REQUIREMENTS:
Say how many lines contain the word "Event". Only the number should be given.

DATA PROVIDED:
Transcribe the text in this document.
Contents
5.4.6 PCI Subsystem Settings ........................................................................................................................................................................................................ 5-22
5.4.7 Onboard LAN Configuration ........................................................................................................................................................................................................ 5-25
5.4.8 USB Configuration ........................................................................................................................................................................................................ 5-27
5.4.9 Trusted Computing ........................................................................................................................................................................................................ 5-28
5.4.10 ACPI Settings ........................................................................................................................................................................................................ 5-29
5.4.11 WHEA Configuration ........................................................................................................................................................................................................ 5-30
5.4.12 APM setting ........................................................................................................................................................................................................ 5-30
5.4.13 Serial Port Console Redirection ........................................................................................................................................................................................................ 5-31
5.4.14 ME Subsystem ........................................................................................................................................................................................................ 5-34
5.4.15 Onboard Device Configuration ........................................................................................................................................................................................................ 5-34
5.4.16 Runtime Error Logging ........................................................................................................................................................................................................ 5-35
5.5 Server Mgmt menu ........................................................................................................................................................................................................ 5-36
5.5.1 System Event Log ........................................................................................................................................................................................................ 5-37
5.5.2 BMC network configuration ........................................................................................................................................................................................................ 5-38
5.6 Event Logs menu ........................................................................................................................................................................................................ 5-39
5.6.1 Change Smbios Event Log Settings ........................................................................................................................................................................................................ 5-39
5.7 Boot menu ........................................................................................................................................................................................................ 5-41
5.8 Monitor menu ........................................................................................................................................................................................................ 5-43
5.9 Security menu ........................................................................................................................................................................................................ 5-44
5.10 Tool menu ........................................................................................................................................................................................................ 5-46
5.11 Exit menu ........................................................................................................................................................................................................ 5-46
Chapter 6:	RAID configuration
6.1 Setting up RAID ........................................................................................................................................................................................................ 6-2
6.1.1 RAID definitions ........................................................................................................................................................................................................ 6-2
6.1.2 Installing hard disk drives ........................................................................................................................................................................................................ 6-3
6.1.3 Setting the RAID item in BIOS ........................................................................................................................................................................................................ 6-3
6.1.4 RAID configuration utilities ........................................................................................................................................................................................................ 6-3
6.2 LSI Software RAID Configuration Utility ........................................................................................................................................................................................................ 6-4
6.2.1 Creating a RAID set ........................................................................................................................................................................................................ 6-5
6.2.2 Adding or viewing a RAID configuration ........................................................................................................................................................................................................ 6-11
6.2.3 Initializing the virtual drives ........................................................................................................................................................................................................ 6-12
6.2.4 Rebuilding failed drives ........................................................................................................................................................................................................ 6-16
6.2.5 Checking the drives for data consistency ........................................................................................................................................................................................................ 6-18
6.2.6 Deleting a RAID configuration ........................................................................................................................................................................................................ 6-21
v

THE COMPLETED TASK:
3